EXERCISE DESCRIPTION:
Check each line of the listing below for the string "データベース", and copy the ones that have it.

(Records)
* begin *

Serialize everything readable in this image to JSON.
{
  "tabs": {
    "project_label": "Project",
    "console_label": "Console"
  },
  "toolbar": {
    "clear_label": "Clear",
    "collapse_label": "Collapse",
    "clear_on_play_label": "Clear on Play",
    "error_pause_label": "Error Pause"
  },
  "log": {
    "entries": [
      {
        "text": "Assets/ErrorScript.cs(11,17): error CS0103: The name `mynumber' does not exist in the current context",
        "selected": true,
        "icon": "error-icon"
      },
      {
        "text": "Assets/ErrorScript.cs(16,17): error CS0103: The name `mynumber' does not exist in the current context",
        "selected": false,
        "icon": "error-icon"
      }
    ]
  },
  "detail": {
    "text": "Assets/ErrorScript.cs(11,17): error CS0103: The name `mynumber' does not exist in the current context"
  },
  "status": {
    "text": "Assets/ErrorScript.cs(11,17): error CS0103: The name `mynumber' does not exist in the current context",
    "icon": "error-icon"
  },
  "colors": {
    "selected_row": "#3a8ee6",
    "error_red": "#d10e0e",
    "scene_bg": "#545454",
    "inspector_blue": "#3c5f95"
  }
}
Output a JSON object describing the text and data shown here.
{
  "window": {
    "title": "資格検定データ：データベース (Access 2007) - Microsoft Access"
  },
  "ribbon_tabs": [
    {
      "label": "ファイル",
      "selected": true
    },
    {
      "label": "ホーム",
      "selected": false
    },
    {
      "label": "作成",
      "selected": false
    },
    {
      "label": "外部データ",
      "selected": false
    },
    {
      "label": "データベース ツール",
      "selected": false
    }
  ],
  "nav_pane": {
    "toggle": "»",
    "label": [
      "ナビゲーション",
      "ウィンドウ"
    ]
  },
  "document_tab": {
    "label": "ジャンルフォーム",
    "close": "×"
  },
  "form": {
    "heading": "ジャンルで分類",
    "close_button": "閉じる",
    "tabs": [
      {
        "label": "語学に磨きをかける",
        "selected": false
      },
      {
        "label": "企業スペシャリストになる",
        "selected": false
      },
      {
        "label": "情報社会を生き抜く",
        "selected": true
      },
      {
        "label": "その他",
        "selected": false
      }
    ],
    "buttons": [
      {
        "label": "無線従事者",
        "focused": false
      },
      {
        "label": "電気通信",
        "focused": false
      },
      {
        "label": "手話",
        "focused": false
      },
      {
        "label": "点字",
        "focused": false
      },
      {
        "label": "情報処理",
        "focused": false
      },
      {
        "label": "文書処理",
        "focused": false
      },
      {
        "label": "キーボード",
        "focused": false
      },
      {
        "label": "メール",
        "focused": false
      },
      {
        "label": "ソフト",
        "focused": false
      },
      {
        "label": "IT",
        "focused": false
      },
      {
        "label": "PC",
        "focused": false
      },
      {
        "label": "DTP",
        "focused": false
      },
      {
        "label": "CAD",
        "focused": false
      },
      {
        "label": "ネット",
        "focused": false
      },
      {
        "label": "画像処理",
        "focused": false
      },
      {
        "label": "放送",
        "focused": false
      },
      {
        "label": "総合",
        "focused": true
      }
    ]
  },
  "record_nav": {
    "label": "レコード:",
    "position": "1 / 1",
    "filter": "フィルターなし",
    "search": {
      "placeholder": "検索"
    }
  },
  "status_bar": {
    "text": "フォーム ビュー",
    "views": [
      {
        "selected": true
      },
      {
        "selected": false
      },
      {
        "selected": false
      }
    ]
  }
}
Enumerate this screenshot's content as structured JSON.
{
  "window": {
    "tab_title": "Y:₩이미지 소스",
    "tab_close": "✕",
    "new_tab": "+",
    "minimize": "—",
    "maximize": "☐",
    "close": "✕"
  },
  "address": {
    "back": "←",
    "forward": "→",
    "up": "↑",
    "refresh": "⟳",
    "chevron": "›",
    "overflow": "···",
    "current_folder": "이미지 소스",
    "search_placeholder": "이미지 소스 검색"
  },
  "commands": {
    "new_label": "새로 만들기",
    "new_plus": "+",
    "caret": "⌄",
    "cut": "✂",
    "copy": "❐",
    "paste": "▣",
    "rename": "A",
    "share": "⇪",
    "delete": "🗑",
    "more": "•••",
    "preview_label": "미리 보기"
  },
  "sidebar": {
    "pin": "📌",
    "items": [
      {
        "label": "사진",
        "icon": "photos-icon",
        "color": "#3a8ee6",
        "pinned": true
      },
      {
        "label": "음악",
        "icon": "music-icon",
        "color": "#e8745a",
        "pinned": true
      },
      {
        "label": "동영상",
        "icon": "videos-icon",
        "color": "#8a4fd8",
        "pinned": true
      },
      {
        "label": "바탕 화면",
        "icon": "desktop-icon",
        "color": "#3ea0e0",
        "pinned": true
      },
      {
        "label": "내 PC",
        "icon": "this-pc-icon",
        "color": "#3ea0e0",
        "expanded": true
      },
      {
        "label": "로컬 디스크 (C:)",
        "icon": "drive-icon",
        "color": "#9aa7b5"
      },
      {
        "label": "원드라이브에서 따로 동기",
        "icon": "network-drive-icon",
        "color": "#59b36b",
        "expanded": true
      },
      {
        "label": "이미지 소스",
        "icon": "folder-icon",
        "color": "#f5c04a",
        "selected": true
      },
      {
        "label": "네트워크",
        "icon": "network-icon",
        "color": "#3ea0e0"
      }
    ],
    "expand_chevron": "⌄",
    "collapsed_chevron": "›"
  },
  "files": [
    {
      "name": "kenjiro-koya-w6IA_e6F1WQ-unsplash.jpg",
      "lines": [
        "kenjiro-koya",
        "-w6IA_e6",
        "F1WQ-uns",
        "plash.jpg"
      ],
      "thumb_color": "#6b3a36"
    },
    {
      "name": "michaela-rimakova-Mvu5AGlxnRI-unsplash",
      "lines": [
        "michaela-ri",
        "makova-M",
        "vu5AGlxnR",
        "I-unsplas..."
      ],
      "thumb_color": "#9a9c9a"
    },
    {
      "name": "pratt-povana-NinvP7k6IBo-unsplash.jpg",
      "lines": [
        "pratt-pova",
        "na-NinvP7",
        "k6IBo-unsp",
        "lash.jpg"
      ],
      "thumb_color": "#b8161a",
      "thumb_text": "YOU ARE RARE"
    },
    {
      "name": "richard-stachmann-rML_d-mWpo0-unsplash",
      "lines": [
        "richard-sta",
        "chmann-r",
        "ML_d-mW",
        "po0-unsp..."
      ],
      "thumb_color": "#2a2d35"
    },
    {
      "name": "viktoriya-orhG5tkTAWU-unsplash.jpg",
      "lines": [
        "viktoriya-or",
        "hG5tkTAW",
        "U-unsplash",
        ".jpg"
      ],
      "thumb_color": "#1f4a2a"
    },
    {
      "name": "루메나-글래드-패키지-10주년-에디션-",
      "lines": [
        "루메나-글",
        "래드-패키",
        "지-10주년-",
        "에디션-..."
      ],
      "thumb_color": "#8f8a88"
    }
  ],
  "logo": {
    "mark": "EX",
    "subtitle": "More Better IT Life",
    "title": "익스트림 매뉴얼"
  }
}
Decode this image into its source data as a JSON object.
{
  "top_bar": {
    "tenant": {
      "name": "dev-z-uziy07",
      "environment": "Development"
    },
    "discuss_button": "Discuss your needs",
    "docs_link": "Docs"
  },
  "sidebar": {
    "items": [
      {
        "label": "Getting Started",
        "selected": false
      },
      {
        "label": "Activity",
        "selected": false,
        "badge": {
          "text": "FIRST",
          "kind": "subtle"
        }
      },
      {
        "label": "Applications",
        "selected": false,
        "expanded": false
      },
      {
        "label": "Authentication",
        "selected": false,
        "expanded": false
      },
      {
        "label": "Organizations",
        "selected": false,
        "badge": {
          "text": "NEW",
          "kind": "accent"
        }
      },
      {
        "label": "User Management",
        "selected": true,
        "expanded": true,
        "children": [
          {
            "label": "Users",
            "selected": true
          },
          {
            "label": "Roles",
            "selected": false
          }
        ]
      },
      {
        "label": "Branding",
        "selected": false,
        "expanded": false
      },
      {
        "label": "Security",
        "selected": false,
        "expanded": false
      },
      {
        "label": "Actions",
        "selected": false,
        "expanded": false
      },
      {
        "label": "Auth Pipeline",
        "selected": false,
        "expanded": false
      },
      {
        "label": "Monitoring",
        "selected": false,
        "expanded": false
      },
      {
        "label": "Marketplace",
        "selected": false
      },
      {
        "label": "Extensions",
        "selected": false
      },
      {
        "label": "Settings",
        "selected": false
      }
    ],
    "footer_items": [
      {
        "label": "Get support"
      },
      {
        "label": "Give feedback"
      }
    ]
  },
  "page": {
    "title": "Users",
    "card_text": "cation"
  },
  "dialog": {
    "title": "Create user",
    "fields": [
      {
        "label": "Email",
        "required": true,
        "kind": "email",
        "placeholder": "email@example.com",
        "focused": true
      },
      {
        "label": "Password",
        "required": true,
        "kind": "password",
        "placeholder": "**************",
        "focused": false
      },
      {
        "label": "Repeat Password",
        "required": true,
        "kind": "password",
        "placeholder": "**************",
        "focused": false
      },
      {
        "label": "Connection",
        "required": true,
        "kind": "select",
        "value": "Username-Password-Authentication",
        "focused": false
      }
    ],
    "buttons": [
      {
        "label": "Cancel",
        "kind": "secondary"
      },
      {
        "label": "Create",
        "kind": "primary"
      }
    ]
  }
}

* end *

SOLUTION TO THE EXERCISE:
    "title": "資格検定データ：データベース (Access 2007) - Microsoft Access"
      "label": "データベース ツール",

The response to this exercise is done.